■ **WORK TO DO**
Locate the line that contains "Output the text content of this document.", then copy it and all later lines of the data below exactly, through the last one.

[Data records]

↓↓↓

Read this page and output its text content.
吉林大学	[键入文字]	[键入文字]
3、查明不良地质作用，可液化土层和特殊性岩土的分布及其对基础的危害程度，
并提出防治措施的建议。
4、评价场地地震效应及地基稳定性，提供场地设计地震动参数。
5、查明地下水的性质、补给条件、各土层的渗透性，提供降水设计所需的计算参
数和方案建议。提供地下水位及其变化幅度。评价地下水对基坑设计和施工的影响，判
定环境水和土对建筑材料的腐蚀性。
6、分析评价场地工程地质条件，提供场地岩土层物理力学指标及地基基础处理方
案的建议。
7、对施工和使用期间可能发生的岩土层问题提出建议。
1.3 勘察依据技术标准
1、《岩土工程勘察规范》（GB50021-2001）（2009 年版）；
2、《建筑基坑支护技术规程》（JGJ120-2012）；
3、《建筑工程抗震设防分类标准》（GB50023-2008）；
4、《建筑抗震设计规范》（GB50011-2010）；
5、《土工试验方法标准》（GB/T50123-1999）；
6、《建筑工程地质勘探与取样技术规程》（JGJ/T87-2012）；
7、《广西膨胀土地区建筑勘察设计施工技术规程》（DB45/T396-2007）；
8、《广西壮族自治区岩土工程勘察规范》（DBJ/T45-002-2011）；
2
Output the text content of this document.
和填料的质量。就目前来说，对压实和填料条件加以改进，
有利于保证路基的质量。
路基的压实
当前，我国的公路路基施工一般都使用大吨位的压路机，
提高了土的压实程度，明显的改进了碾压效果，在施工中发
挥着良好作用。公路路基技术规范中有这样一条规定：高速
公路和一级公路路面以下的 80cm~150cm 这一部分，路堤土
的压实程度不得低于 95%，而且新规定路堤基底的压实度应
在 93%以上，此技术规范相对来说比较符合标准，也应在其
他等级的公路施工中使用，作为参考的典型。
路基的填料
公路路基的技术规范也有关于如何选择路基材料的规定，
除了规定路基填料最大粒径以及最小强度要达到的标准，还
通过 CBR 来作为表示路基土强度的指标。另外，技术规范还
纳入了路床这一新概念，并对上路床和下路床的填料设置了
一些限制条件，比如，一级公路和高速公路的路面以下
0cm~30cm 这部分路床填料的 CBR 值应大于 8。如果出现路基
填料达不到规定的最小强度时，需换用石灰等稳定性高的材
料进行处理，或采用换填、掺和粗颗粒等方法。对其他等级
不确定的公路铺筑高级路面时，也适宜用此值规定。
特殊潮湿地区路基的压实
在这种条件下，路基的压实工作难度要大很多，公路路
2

↑↑↑

■ **SOLUTION TO THIS EXERCISE**
Output the text content of this document.
和填料的质量。就目前来说，对压实和填料条件加以改进，
有利于保证路基的质量。
路基的压实
当前，我国的公路路基施工一般都使用大吨位的压路机，
提高了土的压实程度，明显的改进了碾压效果，在施工中发
挥着良好作用。公路路基技术规范中有这样一条规定：高速
公路和一级公路路面以下的 80cm~150cm 这一部分，路堤土
的压实程度不得低于 95%，而且新规定路堤基底的压实度应
在 93%以上，此技术规范相对来说比较符合标准，也应在其
他等级的公路施工中使用，作为参考的典型。
路基的填料
公路路基的技术规范也有关于如何选择路基材料的规定，
除了规定路基填料最大粒径以及最小强度要达到的标准，还
通过 CBR 来作为表示路基土强度的指标。另外，技术规范还
纳入了路床这一新概念，并对上路床和下路床的填料设置了
一些限制条件，比如，一级公路和高速公路的路面以下
0cm~30cm 这部分路床填料的 CBR 值应大于 8。如果出现路基
填料达不到规定的最小强度时，需换用石灰等稳定性高的材
料进行处理，或采用换填、掺和粗颗粒等方法。对其他等级
不确定的公路铺筑高级路面时，也适宜用此值规定。
特殊潮湿地区路基的压实
在这种条件下，路基的压实工作难度要大很多，公路路
2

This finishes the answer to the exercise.